Repeat each record exactly. Any picture gets left out.

Dataset items
##########

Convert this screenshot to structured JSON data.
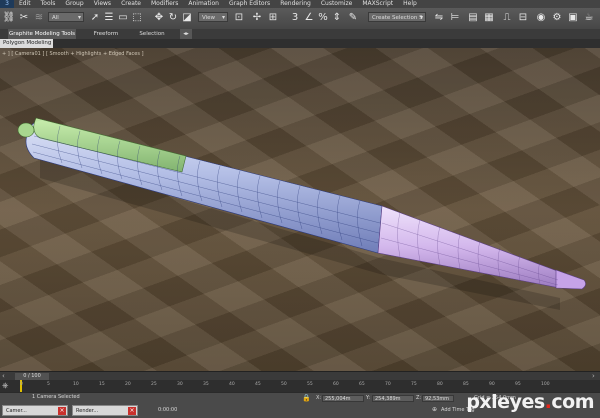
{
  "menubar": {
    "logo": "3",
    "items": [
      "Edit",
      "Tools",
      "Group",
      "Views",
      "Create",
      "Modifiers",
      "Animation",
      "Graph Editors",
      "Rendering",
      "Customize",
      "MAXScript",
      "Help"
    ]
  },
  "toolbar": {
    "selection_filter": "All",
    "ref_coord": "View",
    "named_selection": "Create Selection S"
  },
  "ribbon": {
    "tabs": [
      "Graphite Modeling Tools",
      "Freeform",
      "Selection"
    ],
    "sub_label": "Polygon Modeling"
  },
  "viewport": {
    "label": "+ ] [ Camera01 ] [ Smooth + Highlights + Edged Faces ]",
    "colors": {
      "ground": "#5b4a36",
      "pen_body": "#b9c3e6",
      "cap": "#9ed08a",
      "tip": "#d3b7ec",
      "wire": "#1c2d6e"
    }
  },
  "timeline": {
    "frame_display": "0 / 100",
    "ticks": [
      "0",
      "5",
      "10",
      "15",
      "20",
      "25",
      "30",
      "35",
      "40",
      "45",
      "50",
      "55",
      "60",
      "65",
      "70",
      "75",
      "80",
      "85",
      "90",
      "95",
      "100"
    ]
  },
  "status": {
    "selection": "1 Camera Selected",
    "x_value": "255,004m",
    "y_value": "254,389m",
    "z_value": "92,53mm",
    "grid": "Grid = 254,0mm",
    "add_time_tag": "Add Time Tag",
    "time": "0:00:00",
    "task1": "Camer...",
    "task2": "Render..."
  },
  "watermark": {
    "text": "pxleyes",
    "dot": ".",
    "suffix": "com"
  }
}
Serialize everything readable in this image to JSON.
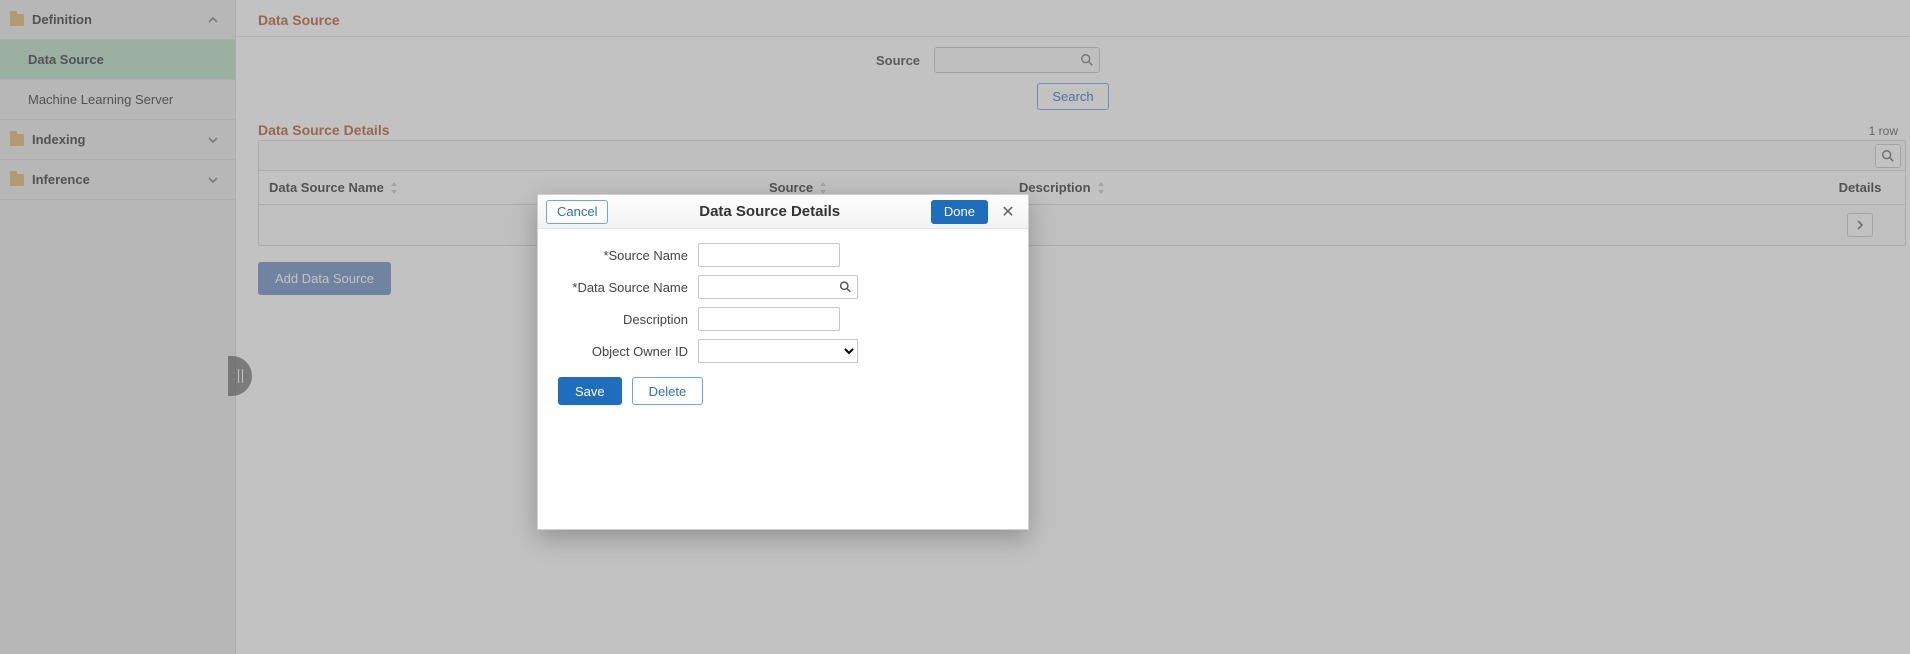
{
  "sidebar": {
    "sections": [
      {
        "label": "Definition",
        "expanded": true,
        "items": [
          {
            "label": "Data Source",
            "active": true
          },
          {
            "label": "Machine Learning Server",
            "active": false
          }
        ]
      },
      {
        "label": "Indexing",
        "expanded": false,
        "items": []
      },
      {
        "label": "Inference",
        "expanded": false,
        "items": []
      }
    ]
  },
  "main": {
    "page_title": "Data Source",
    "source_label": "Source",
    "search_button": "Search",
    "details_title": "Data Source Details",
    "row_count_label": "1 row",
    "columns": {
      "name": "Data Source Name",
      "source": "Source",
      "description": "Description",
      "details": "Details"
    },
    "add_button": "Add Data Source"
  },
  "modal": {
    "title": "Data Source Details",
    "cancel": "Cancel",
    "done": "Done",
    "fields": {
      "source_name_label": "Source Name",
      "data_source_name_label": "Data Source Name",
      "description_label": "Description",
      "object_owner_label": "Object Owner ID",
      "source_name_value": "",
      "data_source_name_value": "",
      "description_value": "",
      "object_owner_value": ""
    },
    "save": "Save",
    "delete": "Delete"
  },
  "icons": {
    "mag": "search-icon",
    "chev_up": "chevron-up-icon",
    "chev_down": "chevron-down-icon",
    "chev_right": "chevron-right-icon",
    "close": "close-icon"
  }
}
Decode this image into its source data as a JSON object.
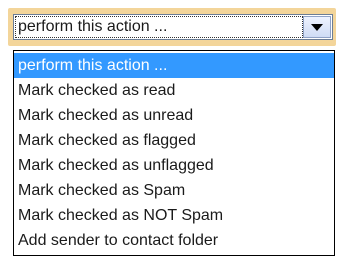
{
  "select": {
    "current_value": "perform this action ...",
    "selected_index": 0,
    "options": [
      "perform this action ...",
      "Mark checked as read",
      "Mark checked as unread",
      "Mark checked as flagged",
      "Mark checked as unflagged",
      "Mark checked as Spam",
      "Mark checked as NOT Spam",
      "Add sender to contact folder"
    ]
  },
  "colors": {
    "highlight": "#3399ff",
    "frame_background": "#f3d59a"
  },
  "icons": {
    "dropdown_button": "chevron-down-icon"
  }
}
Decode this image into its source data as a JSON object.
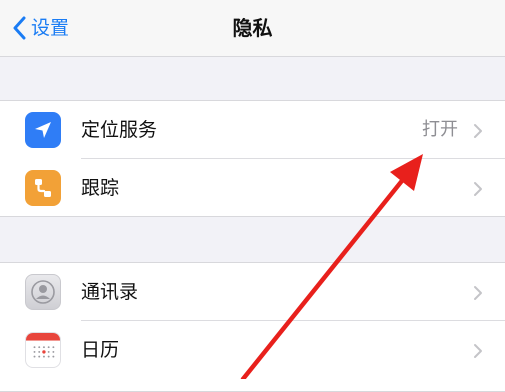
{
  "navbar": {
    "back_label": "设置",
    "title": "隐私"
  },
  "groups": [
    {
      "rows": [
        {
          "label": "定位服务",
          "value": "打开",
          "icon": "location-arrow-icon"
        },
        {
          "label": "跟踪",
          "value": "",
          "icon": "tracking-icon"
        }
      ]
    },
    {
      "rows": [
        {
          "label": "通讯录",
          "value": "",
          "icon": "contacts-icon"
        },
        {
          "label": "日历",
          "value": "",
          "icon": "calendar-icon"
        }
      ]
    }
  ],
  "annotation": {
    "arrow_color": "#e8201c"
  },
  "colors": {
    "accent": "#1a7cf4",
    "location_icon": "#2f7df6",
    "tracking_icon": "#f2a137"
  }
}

##########

WRITTEN SOLUTION
Convert this screenshot to structured JSON data.
{
  "menubar": {
    "logo": "3",
    "items": [
      "Edit",
      "Tools",
      "Group",
      "Views",
      "Create",
      "Modifiers",
      "Animation",
      "Graph Editors",
      "Rendering",
      "Customize",
      "MAXScript",
      "Help"
    ]
  },
  "toolbar": {
    "selection_filter": "All",
    "ref_coord": "View",
    "named_selection": "Create Selection S"
  },
  "ribbon": {
    "tabs": [
      "Graphite Modeling Tools",
      "Freeform",
      "Selection"
    ],
    "sub_label": "Polygon Modeling"
  },
  "viewport": {
    "label": "+ ] [ Camera01 ] [ Smooth + Highlights + Edged Faces ]",
    "colors": {
      "ground": "#5b4a36",
      "pen_body": "#b9c3e6",
      "cap": "#9ed08a",
      "tip": "#d3b7ec",
      "wire": "#1c2d6e"
    }
  },
  "timeline": {
    "frame_display": "0 / 100",
    "ticks": [
      "0",
      "5",
      "10",
      "15",
      "20",
      "25",
      "30",
      "35",
      "40",
      "45",
      "50",
      "55",
      "60",
      "65",
      "70",
      "75",
      "80",
      "85",
      "90",
      "95",
      "100"
    ]
  },
  "status": {
    "selection": "1 Camera Selected",
    "x_value": "255,004m",
    "y_value": "254,389m",
    "z_value": "92,53mm",
    "grid": "Grid = 254,0mm",
    "add_time_tag": "Add Time Tag",
    "time": "0:00:00",
    "task1": "Camer...",
    "task2": "Render..."
  },
  "watermark": {
    "text": "pxleyes",
    "dot": ".",
    "suffix": "com"
  }
}
Serialize everything readable in this image to JSON.
{
  "sidebar": {
    "sections": [
      {
        "label": "Definition",
        "expanded": true,
        "items": [
          {
            "label": "Data Source",
            "active": true
          },
          {
            "label": "Machine Learning Server",
            "active": false
          }
        ]
      },
      {
        "label": "Indexing",
        "expanded": false,
        "items": []
      },
      {
        "label": "Inference",
        "expanded": false,
        "items": []
      }
    ]
  },
  "main": {
    "page_title": "Data Source",
    "source_label": "Source",
    "search_button": "Search",
    "details_title": "Data Source Details",
    "row_count_label": "1 row",
    "columns": {
      "name": "Data Source Name",
      "source": "Source",
      "description": "Description",
      "details": "Details"
    },
    "add_button": "Add Data Source"
  },
  "modal": {
    "title": "Data Source Details",
    "cancel": "Cancel",
    "done": "Done",
    "fields": {
      "source_name_label": "Source Name",
      "data_source_name_label": "Data Source Name",
      "description_label": "Description",
      "object_owner_label": "Object Owner ID",
      "source_name_value": "",
      "data_source_name_value": "",
      "description_value": "",
      "object_owner_value": ""
    },
    "save": "Save",
    "delete": "Delete"
  },
  "icons": {
    "mag": "search-icon",
    "chev_up": "chevron-up-icon",
    "chev_down": "chevron-down-icon",
    "chev_right": "chevron-right-icon",
    "close": "close-icon"
  }
}
Decode this image into its source data as a JSON object.
{
  "select": {
    "current_value": "perform this action ...",
    "selected_index": 0,
    "options": [
      "perform this action ...",
      "Mark checked as read",
      "Mark checked as unread",
      "Mark checked as flagged",
      "Mark checked as unflagged",
      "Mark checked as Spam",
      "Mark checked as NOT Spam",
      "Add sender to contact folder"
    ]
  },
  "colors": {
    "highlight": "#3399ff",
    "frame_background": "#f3d59a"
  },
  "icons": {
    "dropdown_button": "chevron-down-icon"
  }
}
Decode this image into its source data as a JSON object.
{
  "navbar": {
    "back_label": "设置",
    "title": "隐私"
  },
  "groups": [
    {
      "rows": [
        {
          "label": "定位服务",
          "value": "打开",
          "icon": "location-arrow-icon"
        },
        {
          "label": "跟踪",
          "value": "",
          "icon": "tracking-icon"
        }
      ]
    },
    {
      "rows": [
        {
          "label": "通讯录",
          "value": "",
          "icon": "contacts-icon"
        },
        {
          "label": "日历",
          "value": "",
          "icon": "calendar-icon"
        }
      ]
    }
  ],
  "annotation": {
    "arrow_color": "#e8201c"
  },
  "colors": {
    "accent": "#1a7cf4",
    "location_icon": "#2f7df6",
    "tracking_icon": "#f2a137"
  }
}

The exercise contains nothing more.